== WORK REQUIRED ==
Write out the entire listing below exactly as it appears, minus any pictures.

:::::

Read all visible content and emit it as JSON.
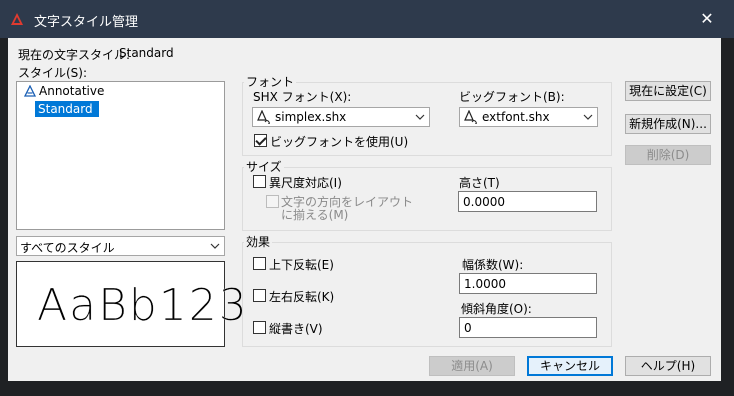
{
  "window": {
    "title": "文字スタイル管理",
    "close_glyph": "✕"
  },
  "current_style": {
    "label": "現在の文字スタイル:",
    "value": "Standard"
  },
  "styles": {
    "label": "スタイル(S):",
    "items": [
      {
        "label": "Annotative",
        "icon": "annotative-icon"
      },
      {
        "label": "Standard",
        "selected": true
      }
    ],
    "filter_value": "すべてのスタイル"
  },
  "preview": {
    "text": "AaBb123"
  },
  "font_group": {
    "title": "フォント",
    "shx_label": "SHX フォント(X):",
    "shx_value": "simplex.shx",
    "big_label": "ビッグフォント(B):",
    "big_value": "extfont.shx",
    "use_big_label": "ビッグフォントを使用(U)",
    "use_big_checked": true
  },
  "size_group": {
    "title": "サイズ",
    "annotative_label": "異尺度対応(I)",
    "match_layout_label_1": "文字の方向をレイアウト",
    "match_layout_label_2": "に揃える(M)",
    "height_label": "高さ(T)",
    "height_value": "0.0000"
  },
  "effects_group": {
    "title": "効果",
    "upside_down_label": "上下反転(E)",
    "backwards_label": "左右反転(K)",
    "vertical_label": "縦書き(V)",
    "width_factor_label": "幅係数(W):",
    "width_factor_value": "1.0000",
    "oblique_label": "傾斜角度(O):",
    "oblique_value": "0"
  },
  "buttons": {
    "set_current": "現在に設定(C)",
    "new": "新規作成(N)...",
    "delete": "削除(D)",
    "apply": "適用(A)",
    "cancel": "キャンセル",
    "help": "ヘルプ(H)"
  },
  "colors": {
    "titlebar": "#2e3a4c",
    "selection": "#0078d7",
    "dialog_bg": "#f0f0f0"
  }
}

:::::

== REPLY TO THE EXERCISE ==
Read all visible content and emit it as JSON.
{
  "window": {
    "title": "文字スタイル管理",
    "close_glyph": "✕"
  },
  "current_style": {
    "label": "現在の文字スタイル:",
    "value": "Standard"
  },
  "styles": {
    "label": "スタイル(S):",
    "items": [
      {
        "label": "Annotative",
        "icon": "annotative-icon"
      },
      {
        "label": "Standard",
        "selected": true
      }
    ],
    "filter_value": "すべてのスタイル"
  },
  "preview": {
    "text": "AaBb123"
  },
  "font_group": {
    "title": "フォント",
    "shx_label": "SHX フォント(X):",
    "shx_value": "simplex.shx",
    "big_label": "ビッグフォント(B):",
    "big_value": "extfont.shx",
    "use_big_label": "ビッグフォントを使用(U)",
    "use_big_checked": true
  },
  "size_group": {
    "title": "サイズ",
    "annotative_label": "異尺度対応(I)",
    "match_layout_label_1": "文字の方向をレイアウト",
    "match_layout_label_2": "に揃える(M)",
    "height_label": "高さ(T)",
    "height_value": "0.0000"
  },
  "effects_group": {
    "title": "効果",
    "upside_down_label": "上下反転(E)",
    "backwards_label": "左右反転(K)",
    "vertical_label": "縦書き(V)",
    "width_factor_label": "幅係数(W):",
    "width_factor_value": "1.0000",
    "oblique_label": "傾斜角度(O):",
    "oblique_value": "0"
  },
  "buttons": {
    "set_current": "現在に設定(C)",
    "new": "新規作成(N)...",
    "delete": "削除(D)",
    "apply": "適用(A)",
    "cancel": "キャンセル",
    "help": "ヘルプ(H)"
  },
  "colors": {
    "titlebar": "#2e3a4c",
    "selection": "#0078d7",
    "dialog_bg": "#f0f0f0"
  }
}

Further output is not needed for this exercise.